** begin Entries supplied **

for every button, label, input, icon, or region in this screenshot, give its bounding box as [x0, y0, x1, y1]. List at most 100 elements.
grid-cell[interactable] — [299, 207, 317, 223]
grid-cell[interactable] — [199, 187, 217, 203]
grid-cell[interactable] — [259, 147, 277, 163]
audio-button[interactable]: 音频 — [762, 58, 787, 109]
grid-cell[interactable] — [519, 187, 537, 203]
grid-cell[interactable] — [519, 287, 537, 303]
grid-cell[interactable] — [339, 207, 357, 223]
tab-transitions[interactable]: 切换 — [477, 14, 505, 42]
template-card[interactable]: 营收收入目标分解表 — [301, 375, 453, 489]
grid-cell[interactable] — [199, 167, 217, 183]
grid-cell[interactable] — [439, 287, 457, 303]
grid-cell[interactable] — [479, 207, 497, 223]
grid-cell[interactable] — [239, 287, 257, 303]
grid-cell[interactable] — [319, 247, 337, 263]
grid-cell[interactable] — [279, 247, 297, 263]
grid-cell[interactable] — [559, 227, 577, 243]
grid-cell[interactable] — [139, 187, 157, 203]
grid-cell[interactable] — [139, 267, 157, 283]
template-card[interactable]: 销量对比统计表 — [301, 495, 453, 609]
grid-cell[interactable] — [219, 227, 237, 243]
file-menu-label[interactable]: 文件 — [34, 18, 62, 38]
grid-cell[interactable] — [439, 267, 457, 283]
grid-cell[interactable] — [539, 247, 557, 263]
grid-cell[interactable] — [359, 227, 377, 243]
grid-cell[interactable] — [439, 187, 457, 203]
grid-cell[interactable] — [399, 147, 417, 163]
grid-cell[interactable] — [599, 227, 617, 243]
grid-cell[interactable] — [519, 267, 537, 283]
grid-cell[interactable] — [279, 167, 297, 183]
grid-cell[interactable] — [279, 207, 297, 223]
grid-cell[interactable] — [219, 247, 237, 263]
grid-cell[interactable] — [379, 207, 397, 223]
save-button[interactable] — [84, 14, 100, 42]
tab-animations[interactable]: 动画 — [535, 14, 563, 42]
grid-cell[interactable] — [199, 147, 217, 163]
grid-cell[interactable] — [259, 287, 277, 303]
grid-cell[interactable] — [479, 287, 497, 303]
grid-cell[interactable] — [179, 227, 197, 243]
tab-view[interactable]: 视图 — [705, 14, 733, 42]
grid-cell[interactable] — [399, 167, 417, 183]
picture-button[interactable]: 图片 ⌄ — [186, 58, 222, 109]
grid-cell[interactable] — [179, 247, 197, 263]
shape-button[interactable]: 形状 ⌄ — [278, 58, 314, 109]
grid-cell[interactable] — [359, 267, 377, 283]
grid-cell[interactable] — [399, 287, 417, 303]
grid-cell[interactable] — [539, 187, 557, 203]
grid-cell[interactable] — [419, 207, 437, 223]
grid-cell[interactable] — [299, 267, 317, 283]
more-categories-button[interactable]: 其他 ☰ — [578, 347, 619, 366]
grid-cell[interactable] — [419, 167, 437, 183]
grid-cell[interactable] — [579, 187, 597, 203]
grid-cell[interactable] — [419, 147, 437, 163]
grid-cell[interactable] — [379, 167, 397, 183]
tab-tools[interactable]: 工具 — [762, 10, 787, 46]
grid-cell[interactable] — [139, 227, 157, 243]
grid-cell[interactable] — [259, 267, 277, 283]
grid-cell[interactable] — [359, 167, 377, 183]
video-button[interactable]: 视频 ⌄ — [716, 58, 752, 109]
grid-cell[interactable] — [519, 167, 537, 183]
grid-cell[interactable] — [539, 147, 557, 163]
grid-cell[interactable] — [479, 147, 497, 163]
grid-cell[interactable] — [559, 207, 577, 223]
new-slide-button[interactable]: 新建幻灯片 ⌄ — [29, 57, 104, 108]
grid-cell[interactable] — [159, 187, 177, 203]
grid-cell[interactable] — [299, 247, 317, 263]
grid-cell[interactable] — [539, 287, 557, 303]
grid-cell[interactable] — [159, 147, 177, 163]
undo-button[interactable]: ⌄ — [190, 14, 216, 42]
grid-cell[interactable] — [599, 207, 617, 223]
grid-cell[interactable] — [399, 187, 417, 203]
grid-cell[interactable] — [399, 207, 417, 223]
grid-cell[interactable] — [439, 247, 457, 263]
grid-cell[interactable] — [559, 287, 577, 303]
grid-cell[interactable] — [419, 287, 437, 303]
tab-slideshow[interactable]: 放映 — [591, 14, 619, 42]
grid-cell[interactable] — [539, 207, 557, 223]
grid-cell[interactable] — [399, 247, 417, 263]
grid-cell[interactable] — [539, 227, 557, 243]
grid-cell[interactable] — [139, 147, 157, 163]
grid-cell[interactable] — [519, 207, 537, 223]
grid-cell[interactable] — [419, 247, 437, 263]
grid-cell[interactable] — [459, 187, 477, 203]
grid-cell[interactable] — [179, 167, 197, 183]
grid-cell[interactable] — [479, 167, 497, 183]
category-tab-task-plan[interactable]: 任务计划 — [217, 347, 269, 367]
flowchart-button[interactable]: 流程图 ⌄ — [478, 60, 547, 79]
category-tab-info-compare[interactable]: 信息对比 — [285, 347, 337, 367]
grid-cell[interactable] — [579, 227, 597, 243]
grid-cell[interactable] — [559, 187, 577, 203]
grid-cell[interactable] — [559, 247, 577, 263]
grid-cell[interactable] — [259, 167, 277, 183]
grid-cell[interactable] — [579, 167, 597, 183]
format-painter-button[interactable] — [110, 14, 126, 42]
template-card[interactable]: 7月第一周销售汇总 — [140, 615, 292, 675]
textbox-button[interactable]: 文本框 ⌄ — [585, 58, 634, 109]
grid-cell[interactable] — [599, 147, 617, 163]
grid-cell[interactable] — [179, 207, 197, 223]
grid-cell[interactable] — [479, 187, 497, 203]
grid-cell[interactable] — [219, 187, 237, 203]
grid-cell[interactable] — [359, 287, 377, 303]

** end Entries supplied **

* [What is asked] Reproduce the listing word for word, from its first line through the line containing "grid-cell[interactable] — [359, 267, 377, 283]", with both ends included.

* [Result of this exercise]
for every button, label, input, icon, or region in this screenshot, give its bounding box as [x0, y0, x1, y1]. List at most 100 elements.
grid-cell[interactable] — [299, 207, 317, 223]
grid-cell[interactable] — [199, 187, 217, 203]
grid-cell[interactable] — [259, 147, 277, 163]
audio-button[interactable]: 音频 — [762, 58, 787, 109]
grid-cell[interactable] — [519, 187, 537, 203]
grid-cell[interactable] — [519, 287, 537, 303]
grid-cell[interactable] — [339, 207, 357, 223]
tab-transitions[interactable]: 切换 — [477, 14, 505, 42]
template-card[interactable]: 营收收入目标分解表 — [301, 375, 453, 489]
grid-cell[interactable] — [199, 167, 217, 183]
grid-cell[interactable] — [439, 287, 457, 303]
grid-cell[interactable] — [479, 207, 497, 223]
grid-cell[interactable] — [239, 287, 257, 303]
grid-cell[interactable] — [319, 247, 337, 263]
grid-cell[interactable] — [279, 247, 297, 263]
grid-cell[interactable] — [559, 227, 577, 243]
grid-cell[interactable] — [139, 187, 157, 203]
grid-cell[interactable] — [139, 267, 157, 283]
template-card[interactable]: 销量对比统计表 — [301, 495, 453, 609]
grid-cell[interactable] — [219, 227, 237, 243]
file-menu-label[interactable]: 文件 — [34, 18, 62, 38]
grid-cell[interactable] — [439, 267, 457, 283]
grid-cell[interactable] — [539, 247, 557, 263]
grid-cell[interactable] — [359, 227, 377, 243]
grid-cell[interactable] — [439, 187, 457, 203]
grid-cell[interactable] — [399, 147, 417, 163]
grid-cell[interactable] — [599, 227, 617, 243]
grid-cell[interactable] — [519, 267, 537, 283]
grid-cell[interactable] — [279, 167, 297, 183]
grid-cell[interactable] — [279, 207, 297, 223]
grid-cell[interactable] — [219, 247, 237, 263]
grid-cell[interactable] — [379, 207, 397, 223]
save-button[interactable] — [84, 14, 100, 42]
tab-animations[interactable]: 动画 — [535, 14, 563, 42]
grid-cell[interactable] — [199, 147, 217, 163]
grid-cell[interactable] — [259, 287, 277, 303]
grid-cell[interactable] — [479, 287, 497, 303]
grid-cell[interactable] — [179, 227, 197, 243]
tab-view[interactable]: 视图 — [705, 14, 733, 42]
grid-cell[interactable] — [399, 167, 417, 183]
picture-button[interactable]: 图片 ⌄ — [186, 58, 222, 109]
grid-cell[interactable] — [179, 247, 197, 263]
shape-button[interactable]: 形状 ⌄ — [278, 58, 314, 109]
grid-cell[interactable] — [359, 267, 377, 283]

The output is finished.